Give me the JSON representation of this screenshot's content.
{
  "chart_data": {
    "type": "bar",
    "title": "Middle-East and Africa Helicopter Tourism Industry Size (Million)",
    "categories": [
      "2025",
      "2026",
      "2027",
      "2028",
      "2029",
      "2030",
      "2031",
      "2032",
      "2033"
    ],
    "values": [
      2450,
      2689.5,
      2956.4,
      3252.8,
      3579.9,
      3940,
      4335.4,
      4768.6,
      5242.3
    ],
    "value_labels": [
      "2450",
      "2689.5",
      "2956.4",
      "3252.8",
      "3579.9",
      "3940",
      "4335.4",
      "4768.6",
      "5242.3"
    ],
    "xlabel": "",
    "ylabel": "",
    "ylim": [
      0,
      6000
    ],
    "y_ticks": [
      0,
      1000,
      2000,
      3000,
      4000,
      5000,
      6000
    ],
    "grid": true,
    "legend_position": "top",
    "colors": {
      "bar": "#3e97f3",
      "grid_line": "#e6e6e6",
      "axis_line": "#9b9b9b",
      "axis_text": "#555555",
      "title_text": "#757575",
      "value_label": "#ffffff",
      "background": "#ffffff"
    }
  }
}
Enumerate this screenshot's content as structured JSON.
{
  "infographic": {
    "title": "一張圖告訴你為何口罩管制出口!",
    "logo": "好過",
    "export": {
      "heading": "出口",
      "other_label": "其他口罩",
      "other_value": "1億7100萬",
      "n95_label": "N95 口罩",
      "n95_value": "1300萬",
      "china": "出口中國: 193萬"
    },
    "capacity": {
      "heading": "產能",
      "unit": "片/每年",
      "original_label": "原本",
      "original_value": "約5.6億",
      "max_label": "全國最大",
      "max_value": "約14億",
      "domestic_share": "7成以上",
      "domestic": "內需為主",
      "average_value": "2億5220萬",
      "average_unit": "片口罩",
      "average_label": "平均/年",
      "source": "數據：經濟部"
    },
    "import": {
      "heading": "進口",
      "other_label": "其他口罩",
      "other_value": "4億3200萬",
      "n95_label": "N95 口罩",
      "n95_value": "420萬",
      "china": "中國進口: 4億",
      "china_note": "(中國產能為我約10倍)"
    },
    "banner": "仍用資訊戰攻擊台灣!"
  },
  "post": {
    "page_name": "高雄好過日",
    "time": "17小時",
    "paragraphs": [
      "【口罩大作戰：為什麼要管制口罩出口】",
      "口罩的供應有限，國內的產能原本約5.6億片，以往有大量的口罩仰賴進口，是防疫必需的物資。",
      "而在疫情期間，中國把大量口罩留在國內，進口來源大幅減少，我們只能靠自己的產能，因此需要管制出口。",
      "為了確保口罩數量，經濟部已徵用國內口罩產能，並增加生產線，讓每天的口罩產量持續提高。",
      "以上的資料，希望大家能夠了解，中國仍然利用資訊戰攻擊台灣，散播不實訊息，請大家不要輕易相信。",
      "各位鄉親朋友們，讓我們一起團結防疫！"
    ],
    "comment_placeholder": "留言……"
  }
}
——————
What you are asked to do: Set down the listing above in full, please, exactly as it appears.

Problem solution:
Give me the JSON representation of this screenshot's content.
{
  "chart_data": {
    "type": "bar",
    "title": "Middle-East and Africa Helicopter Tourism Industry Size (Million)",
    "categories": [
      "2025",
      "2026",
      "2027",
      "2028",
      "2029",
      "2030",
      "2031",
      "2032",
      "2033"
    ],
    "values": [
      2450,
      2689.5,
      2956.4,
      3252.8,
      3579.9,
      3940,
      4335.4,
      4768.6,
      5242.3
    ],
    "value_labels": [
      "2450",
      "2689.5",
      "2956.4",
      "3252.8",
      "3579.9",
      "3940",
      "4335.4",
      "4768.6",
      "5242.3"
    ],
    "xlabel": "",
    "ylabel": "",
    "ylim": [
      0,
      6000
    ],
    "y_ticks": [
      0,
      1000,
      2000,
      3000,
      4000,
      5000,
      6000
    ],
    "grid": true,
    "legend_position": "top",
    "colors": {
      "bar": "#3e97f3",
      "grid_line": "#e6e6e6",
      "axis_line": "#9b9b9b",
      "axis_text": "#555555",
      "title_text": "#757575",
      "value_label": "#ffffff",
      "background": "#ffffff"
    }
  }
}
Enumerate this screenshot's content as structured JSON.
{
  "infographic": {
    "title": "一張圖告訴你為何口罩管制出口!",
    "logo": "好過",
    "export": {
      "heading": "出口",
      "other_label": "其他口罩",
      "other_value": "1億7100萬",
      "n95_label": "N95 口罩",
      "n95_value": "1300萬",
      "china": "出口中國: 193萬"
    },
    "capacity": {
      "heading": "產能",
      "unit": "片/每年",
      "original_label": "原本",
      "original_value": "約5.6億",
      "max_label": "全國最大",
      "max_value": "約14億",
      "domestic_share": "7成以上",
      "domestic": "內需為主",
      "average_value": "2億5220萬",
      "average_unit": "片口罩",
      "average_label": "平均/年",
      "source": "數據：經濟部"
    },
    "import": {
      "heading": "進口",
      "other_label": "其他口罩",
      "other_value": "4億3200萬",
      "n95_label": "N95 口罩",
      "n95_value": "420萬",
      "china": "中國進口: 4億",
      "china_note": "(中國產能為我約10倍)"
    },
    "banner": "仍用資訊戰攻擊台灣!"
  },
  "post": {
    "page_name": "高雄好過日",
    "time": "17小時",
    "paragraphs": [
      "【口罩大作戰：為什麼要管制口罩出口】",
      "口罩的供應有限，國內的產能原本約5.6億片，以往有大量的口罩仰賴進口，是防疫必需的物資。",
      "而在疫情期間，中國把大量口罩留在國內，進口來源大幅減少，我們只能靠自己的產能，因此需要管制出口。",
      "為了確保口罩數量，經濟部已徵用國內口罩產能，並增加生產線，讓每天的口罩產量持續提高。",
      "以上的資料，希望大家能夠了解，中國仍然利用資訊戰攻擊台灣，散播不實訊息，請大家不要輕易相信。",
      "各位鄉親朋友們，讓我們一起團結防疫！"
    ],
    "comment_placeholder": "留言……"
  }
}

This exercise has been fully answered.